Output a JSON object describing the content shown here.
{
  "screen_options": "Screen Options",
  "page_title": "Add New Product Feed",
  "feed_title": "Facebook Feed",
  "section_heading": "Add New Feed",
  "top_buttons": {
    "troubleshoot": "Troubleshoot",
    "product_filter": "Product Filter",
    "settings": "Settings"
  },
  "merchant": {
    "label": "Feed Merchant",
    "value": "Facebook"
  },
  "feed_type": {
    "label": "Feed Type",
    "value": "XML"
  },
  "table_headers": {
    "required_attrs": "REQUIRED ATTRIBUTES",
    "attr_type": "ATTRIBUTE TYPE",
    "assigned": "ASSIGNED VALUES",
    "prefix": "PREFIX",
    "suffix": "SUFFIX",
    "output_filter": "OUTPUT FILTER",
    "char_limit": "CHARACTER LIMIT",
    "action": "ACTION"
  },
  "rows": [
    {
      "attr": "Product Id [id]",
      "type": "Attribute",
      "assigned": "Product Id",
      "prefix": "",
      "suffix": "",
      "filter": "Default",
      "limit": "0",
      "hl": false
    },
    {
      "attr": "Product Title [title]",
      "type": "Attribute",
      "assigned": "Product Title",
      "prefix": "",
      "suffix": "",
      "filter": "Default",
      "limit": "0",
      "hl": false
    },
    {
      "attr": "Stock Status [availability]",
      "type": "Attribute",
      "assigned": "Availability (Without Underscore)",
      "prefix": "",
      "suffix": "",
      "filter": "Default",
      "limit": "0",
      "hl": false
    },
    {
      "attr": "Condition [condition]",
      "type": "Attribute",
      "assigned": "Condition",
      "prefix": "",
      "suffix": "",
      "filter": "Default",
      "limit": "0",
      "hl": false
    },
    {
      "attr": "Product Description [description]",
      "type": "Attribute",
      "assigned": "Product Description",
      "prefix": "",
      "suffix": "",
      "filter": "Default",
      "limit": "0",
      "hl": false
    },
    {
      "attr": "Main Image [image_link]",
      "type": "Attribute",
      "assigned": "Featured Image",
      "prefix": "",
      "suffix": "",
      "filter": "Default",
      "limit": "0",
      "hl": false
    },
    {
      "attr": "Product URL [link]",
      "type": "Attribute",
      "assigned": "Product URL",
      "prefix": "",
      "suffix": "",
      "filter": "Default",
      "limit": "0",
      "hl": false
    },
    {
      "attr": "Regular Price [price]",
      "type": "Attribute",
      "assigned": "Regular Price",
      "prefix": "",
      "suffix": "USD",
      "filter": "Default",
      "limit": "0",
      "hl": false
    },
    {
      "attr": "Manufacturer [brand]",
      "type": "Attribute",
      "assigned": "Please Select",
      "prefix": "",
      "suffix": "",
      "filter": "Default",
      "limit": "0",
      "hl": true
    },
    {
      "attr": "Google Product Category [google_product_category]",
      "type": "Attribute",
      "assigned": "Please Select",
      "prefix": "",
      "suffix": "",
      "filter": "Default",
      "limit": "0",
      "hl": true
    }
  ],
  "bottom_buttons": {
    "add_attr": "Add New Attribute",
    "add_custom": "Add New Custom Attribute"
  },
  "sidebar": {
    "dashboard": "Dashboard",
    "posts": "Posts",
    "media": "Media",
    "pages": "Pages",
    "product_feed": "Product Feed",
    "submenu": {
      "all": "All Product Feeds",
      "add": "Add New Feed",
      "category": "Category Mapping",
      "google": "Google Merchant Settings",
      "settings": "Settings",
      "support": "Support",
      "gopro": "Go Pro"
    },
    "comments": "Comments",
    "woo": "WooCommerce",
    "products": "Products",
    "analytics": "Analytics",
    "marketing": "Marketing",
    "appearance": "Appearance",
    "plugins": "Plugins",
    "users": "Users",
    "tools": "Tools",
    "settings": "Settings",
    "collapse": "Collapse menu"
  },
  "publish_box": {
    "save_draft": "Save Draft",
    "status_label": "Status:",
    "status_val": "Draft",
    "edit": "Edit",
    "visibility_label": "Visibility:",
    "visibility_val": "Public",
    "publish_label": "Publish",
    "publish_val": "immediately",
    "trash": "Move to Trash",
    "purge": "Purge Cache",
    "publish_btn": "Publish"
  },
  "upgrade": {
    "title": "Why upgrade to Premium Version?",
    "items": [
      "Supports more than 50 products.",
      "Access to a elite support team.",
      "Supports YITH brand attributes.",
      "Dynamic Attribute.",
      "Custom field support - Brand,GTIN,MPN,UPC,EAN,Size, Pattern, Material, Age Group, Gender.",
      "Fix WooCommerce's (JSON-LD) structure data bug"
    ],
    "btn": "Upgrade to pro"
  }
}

-------------------------

● **To do**:
Every record shown above should be written out again exactly.

● **Written answer**:
Output a JSON object describing the content shown here.
{
  "screen_options": "Screen Options",
  "page_title": "Add New Product Feed",
  "feed_title": "Facebook Feed",
  "section_heading": "Add New Feed",
  "top_buttons": {
    "troubleshoot": "Troubleshoot",
    "product_filter": "Product Filter",
    "settings": "Settings"
  },
  "merchant": {
    "label": "Feed Merchant",
    "value": "Facebook"
  },
  "feed_type": {
    "label": "Feed Type",
    "value": "XML"
  },
  "table_headers": {
    "required_attrs": "REQUIRED ATTRIBUTES",
    "attr_type": "ATTRIBUTE TYPE",
    "assigned": "ASSIGNED VALUES",
    "prefix": "PREFIX",
    "suffix": "SUFFIX",
    "output_filter": "OUTPUT FILTER",
    "char_limit": "CHARACTER LIMIT",
    "action": "ACTION"
  },
  "rows": [
    {
      "attr": "Product Id [id]",
      "type": "Attribute",
      "assigned": "Product Id",
      "prefix": "",
      "suffix": "",
      "filter": "Default",
      "limit": "0",
      "hl": false
    },
    {
      "attr": "Product Title [title]",
      "type": "Attribute",
      "assigned": "Product Title",
      "prefix": "",
      "suffix": "",
      "filter": "Default",
      "limit": "0",
      "hl": false
    },
    {
      "attr": "Stock Status [availability]",
      "type": "Attribute",
      "assigned": "Availability (Without Underscore)",
      "prefix": "",
      "suffix": "",
      "filter": "Default",
      "limit": "0",
      "hl": false
    },
    {
      "attr": "Condition [condition]",
      "type": "Attribute",
      "assigned": "Condition",
      "prefix": "",
      "suffix": "",
      "filter": "Default",
      "limit": "0",
      "hl": false
    },
    {
      "attr": "Product Description [description]",
      "type": "Attribute",
      "assigned": "Product Description",
      "prefix": "",
      "suffix": "",
      "filter": "Default",
      "limit": "0",
      "hl": false
    },
    {
      "attr": "Main Image [image_link]",
      "type": "Attribute",
      "assigned": "Featured Image",
      "prefix": "",
      "suffix": "",
      "filter": "Default",
      "limit": "0",
      "hl": false
    },
    {
      "attr": "Product URL [link]",
      "type": "Attribute",
      "assigned": "Product URL",
      "prefix": "",
      "suffix": "",
      "filter": "Default",
      "limit": "0",
      "hl": false
    },
    {
      "attr": "Regular Price [price]",
      "type": "Attribute",
      "assigned": "Regular Price",
      "prefix": "",
      "suffix": "USD",
      "filter": "Default",
      "limit": "0",
      "hl": false
    },
    {
      "attr": "Manufacturer [brand]",
      "type": "Attribute",
      "assigned": "Please Select",
      "prefix": "",
      "suffix": "",
      "filter": "Default",
      "limit": "0",
      "hl": true
    },
    {
      "attr": "Google Product Category [google_product_category]",
      "type": "Attribute",
      "assigned": "Please Select",
      "prefix": "",
      "suffix": "",
      "filter": "Default",
      "limit": "0",
      "hl": true
    }
  ],
  "bottom_buttons": {
    "add_attr": "Add New Attribute",
    "add_custom": "Add New Custom Attribute"
  },
  "sidebar": {
    "dashboard": "Dashboard",
    "posts": "Posts",
    "media": "Media",
    "pages": "Pages",
    "product_feed": "Product Feed",
    "submenu": {
      "all": "All Product Feeds",
      "add": "Add New Feed",
      "category": "Category Mapping",
      "google": "Google Merchant Settings",
      "settings": "Settings",
      "support": "Support",
      "gopro": "Go Pro"
    },
    "comments": "Comments",
    "woo": "WooCommerce",
    "products": "Products",
    "analytics": "Analytics",
    "marketing": "Marketing",
    "appearance": "Appearance",
    "plugins": "Plugins",
    "users": "Users",
    "tools": "Tools",
    "settings": "Settings",
    "collapse": "Collapse menu"
  },
  "publish_box": {
    "save_draft": "Save Draft",
    "status_label": "Status:",
    "status_val": "Draft",
    "edit": "Edit",
    "visibility_label": "Visibility:",
    "visibility_val": "Public",
    "publish_label": "Publish",
    "publish_val": "immediately",
    "trash": "Move to Trash",
    "purge": "Purge Cache",
    "publish_btn": "Publish"
  },
  "upgrade": {
    "title": "Why upgrade to Premium Version?",
    "items": [
      "Supports more than 50 products.",
      "Access to a elite support team.",
      "Supports YITH brand attributes.",
      "Dynamic Attribute.",
      "Custom field support - Brand,GTIN,MPN,UPC,EAN,Size, Pattern, Material, Age Group, Gender.",
      "Fix WooCommerce's (JSON-LD) structure data bug"
    ],
    "btn": "Upgrade to pro"
  }
}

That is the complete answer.